» SELECTED EXTRACT
------------------------------

Algorithm X functions on this exact premise: select a constraint to fulfill, try to add an entry into the solution, remove competing entries, then repeat on the remaining matrix until a solution is found or a solution is impossible to find.

Let’s run Algorithm X on our simple problem:

Step 0: The matrix is not empty, so continue

Step 1: Choose a constraint to fulfill (arbitrarily choose Pants Pocket)

Step 2: Choose a row that fulfills that constraint (Keys in pants) and add to solution

Step 3: For each constraint that row satisfies, remove any other rows that also satisfy that constraint (Wallet in Pants, Phone in Pants, Keys in Coat, Keys in Backpack), and remove the fulfilled constraints’ columns (Pants Pocket and Keys Placed)

->

Step 4: The matrix is not empty, so continue

Step 5: Choose a remaining constraint to fulfill (Coat Pocket)

------------------------------

» THE EXERCISE
In the Algorithm X walkthrough, which constraint is arbitrarily chosen to fulfill first? Rely on the Algorithm X walkthrough alone.

(Part of a data file)

------------------------------

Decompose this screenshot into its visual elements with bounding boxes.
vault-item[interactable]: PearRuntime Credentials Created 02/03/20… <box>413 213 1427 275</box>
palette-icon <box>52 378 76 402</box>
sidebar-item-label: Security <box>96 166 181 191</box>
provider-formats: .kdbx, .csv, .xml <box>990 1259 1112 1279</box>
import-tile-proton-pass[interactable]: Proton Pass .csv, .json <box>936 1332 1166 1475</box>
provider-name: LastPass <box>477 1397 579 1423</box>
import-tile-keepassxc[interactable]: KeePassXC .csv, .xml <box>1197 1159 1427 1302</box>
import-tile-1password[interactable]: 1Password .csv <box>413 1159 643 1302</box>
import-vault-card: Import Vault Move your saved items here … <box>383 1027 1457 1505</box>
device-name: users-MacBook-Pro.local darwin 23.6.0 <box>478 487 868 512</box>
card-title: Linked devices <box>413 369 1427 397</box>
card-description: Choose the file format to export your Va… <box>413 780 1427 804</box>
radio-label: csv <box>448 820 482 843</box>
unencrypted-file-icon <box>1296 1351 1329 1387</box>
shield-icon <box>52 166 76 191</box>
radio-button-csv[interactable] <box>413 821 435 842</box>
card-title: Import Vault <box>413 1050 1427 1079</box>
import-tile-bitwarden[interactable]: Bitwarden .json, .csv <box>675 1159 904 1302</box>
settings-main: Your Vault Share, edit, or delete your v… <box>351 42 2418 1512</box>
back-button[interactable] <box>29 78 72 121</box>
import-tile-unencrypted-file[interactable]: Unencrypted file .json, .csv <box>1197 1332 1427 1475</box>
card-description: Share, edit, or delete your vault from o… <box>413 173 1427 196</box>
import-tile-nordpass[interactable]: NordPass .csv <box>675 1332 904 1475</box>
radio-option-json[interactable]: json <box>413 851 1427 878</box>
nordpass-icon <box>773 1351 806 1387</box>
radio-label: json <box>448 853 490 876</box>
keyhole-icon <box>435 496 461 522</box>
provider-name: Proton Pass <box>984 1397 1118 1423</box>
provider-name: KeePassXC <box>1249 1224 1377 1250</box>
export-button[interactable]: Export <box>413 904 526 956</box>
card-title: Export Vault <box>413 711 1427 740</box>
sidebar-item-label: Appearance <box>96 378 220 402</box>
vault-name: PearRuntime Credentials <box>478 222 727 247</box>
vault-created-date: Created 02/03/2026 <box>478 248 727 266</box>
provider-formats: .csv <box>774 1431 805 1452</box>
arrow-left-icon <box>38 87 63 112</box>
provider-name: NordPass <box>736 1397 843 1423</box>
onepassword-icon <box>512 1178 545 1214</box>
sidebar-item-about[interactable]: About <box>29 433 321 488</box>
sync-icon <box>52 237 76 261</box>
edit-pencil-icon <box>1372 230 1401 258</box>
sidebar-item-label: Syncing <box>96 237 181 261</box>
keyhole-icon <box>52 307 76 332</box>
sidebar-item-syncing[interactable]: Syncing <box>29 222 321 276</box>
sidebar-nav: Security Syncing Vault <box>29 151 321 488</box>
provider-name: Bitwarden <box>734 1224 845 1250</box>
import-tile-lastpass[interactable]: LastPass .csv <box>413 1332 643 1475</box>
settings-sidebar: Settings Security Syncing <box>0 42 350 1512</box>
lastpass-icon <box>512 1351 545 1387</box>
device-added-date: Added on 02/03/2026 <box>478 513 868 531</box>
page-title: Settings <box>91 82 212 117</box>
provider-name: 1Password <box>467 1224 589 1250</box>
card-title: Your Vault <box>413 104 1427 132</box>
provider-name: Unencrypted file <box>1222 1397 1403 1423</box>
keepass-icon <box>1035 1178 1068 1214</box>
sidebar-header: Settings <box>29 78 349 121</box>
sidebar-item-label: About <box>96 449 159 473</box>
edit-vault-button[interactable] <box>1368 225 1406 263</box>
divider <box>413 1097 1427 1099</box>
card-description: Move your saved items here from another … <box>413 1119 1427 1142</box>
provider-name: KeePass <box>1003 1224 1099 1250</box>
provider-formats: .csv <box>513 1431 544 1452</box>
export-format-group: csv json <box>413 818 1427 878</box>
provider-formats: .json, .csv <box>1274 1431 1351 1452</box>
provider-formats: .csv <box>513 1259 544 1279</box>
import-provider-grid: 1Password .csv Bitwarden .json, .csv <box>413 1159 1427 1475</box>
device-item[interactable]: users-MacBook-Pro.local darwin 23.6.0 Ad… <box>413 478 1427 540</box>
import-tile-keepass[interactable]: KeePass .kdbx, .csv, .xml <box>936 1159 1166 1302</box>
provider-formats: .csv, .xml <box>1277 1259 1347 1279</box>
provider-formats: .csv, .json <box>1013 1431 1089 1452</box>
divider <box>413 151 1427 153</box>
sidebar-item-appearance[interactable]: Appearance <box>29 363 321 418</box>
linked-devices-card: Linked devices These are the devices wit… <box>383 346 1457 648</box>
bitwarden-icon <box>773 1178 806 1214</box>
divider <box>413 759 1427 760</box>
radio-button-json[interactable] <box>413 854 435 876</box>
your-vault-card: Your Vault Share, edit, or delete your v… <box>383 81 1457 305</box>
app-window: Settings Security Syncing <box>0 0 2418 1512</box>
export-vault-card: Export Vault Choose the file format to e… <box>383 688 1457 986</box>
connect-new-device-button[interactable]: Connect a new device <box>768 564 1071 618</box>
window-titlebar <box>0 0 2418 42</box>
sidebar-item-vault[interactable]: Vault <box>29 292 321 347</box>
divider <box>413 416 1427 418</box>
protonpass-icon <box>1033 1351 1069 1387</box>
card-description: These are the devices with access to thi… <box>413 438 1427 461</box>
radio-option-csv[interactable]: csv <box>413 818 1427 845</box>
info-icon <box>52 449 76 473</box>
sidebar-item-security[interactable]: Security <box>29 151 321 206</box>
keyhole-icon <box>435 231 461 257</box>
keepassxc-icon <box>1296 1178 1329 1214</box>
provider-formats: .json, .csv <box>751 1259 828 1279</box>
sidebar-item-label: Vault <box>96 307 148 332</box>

------------------------------

» WORKED SOLUTION
Pants Pocket